## Problem
Transcribe all the entries word for word, skipping the pictures.

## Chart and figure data
== == ==
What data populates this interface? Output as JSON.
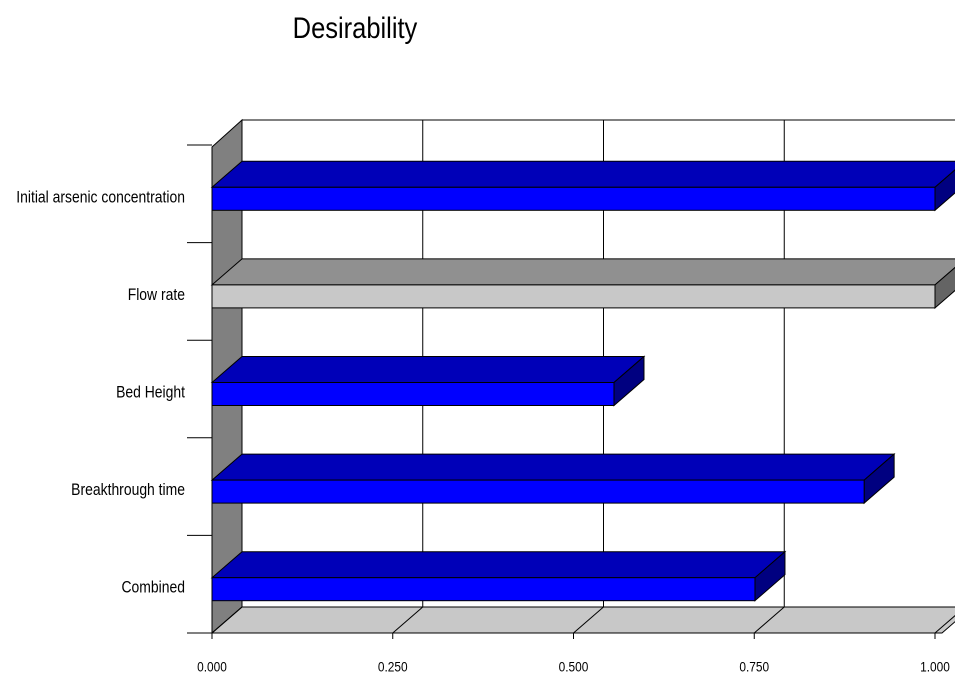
{
  "chart_data": {
    "type": "bar",
    "orientation": "horizontal",
    "title": "Desirability",
    "categories": [
      "Initial arsenic concentration",
      "Flow rate",
      "Bed Height",
      "Breakthrough time",
      "Combined"
    ],
    "values": [
      1.0,
      1.0,
      0.556,
      0.902,
      0.751
    ],
    "colors": [
      "#0000ff",
      "#c8c8c8",
      "#0000ff",
      "#0000ff",
      "#0000ff"
    ],
    "xlim": [
      0,
      1
    ],
    "xticks": [
      {
        "value": 0,
        "label": "0.000"
      },
      {
        "value": 0.25,
        "label": "0.250"
      },
      {
        "value": 0.5,
        "label": "0.500"
      },
      {
        "value": 0.75,
        "label": "0.750"
      },
      {
        "value": 1,
        "label": "1.000"
      }
    ],
    "grid": true
  }
}
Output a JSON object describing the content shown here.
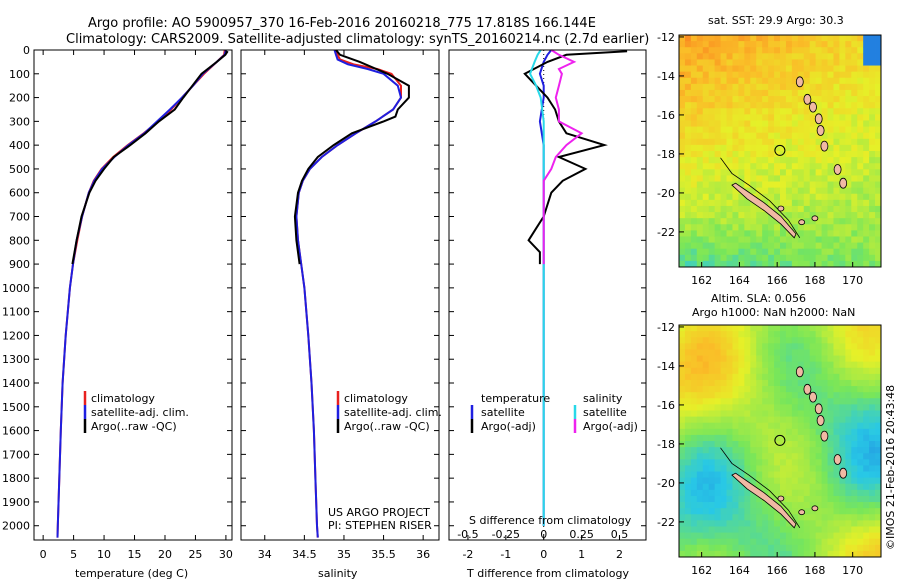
== == ==
## Reply
What data populates this interface? Output as JSON.
{
  "chart_data": {
    "type": "bar",
    "orientation": "horizontal",
    "title": "Desirability",
    "categories": [
      "Initial arsenic concentration",
      "Flow rate",
      "Bed Height",
      "Breakthrough time",
      "Combined"
    ],
    "values": [
      1.0,
      1.0,
      0.556,
      0.902,
      0.751
    ],
    "colors": [
      "#0000ff",
      "#c8c8c8",
      "#0000ff",
      "#0000ff",
      "#0000ff"
    ],
    "xlim": [
      0,
      1
    ],
    "xticks": [
      {
        "value": 0,
        "label": "0.000"
      },
      {
        "value": 0.25,
        "label": "0.250"
      },
      {
        "value": 0.5,
        "label": "0.500"
      },
      {
        "value": 0.75,
        "label": "0.750"
      },
      {
        "value": 1,
        "label": "1.000"
      }
    ],
    "grid": true
  }
}
Output a JSON object describing the content shown here.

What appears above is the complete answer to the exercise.